▶ [What you have to do]: You are to retype all of the data exactly as it appears.

▶ [Provided entries]:
*****
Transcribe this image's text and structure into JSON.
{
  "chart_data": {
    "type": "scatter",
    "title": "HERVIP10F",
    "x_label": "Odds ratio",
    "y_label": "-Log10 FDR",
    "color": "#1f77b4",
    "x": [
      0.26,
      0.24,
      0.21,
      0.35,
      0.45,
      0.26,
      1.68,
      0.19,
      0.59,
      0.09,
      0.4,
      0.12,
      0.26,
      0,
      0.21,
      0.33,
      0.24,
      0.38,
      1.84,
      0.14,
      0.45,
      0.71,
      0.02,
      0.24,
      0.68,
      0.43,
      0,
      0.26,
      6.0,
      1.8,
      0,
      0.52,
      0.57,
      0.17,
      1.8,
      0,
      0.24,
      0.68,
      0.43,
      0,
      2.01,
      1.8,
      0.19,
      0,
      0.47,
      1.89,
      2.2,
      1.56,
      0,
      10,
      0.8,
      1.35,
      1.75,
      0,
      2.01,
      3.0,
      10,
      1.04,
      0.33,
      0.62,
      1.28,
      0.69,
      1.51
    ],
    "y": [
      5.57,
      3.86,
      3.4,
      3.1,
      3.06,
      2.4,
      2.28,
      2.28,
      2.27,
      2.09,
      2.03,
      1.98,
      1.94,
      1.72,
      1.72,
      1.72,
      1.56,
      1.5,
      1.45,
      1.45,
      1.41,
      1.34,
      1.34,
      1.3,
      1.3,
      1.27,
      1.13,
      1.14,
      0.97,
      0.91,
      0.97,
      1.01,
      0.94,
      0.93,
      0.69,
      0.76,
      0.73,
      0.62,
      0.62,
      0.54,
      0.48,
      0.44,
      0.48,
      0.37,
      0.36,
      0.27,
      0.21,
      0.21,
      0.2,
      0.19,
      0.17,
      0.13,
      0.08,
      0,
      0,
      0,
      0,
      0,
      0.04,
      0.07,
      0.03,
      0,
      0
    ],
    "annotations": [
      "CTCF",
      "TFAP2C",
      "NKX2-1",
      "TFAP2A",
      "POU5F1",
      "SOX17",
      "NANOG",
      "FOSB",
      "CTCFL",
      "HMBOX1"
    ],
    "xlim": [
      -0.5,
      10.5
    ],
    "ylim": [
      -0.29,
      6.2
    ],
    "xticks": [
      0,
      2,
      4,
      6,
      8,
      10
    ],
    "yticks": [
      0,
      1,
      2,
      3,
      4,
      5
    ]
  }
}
*****
▶ [Response to this task]:
Transcribe this image's text and structure into JSON.
{
  "chart_data": {
    "type": "scatter",
    "title": "HERVIP10F",
    "x_label": "Odds ratio",
    "y_label": "-Log10 FDR",
    "color": "#1f77b4",
    "x": [
      0.26,
      0.24,
      0.21,
      0.35,
      0.45,
      0.26,
      1.68,
      0.19,
      0.59,
      0.09,
      0.4,
      0.12,
      0.26,
      0,
      0.21,
      0.33,
      0.24,
      0.38,
      1.84,
      0.14,
      0.45,
      0.71,
      0.02,
      0.24,
      0.68,
      0.43,
      0,
      0.26,
      6.0,
      1.8,
      0,
      0.52,
      0.57,
      0.17,
      1.8,
      0,
      0.24,
      0.68,
      0.43,
      0,
      2.01,
      1.8,
      0.19,
      0,
      0.47,
      1.89,
      2.2,
      1.56,
      0,
      10,
      0.8,
      1.35,
      1.75,
      0,
      2.01,
      3.0,
      10,
      1.04,
      0.33,
      0.62,
      1.28,
      0.69,
      1.51
    ],
    "y": [
      5.57,
      3.86,
      3.4,
      3.1,
      3.06,
      2.4,
      2.28,
      2.28,
      2.27,
      2.09,
      2.03,
      1.98,
      1.94,
      1.72,
      1.72,
      1.72,
      1.56,
      1.5,
      1.45,
      1.45,
      1.41,
      1.34,
      1.34,
      1.3,
      1.3,
      1.27,
      1.13,
      1.14,
      0.97,
      0.91,
      0.97,
      1.01,
      0.94,
      0.93,
      0.69,
      0.76,
      0.73,
      0.62,
      0.62,
      0.54,
      0.48,
      0.44,
      0.48,
      0.37,
      0.36,
      0.27,
      0.21,
      0.21,
      0.2,
      0.19,
      0.17,
      0.13,
      0.08,
      0,
      0,
      0,
      0,
      0,
      0.04,
      0.07,
      0.03,
      0,
      0
    ],
    "annotations": [
      "CTCF",
      "TFAP2C",
      "NKX2-1",
      "TFAP2A",
      "POU5F1",
      "SOX17",
      "NANOG",
      "FOSB",
      "CTCFL",
      "HMBOX1"
    ],
    "xlim": [
      -0.5,
      10.5
    ],
    "ylim": [
      -0.29,
      6.2
    ],
    "xticks": [
      0,
      2,
      4,
      6,
      8,
      10
    ],
    "yticks": [
      0,
      1,
      2,
      3,
      4,
      5
    ]
  }
}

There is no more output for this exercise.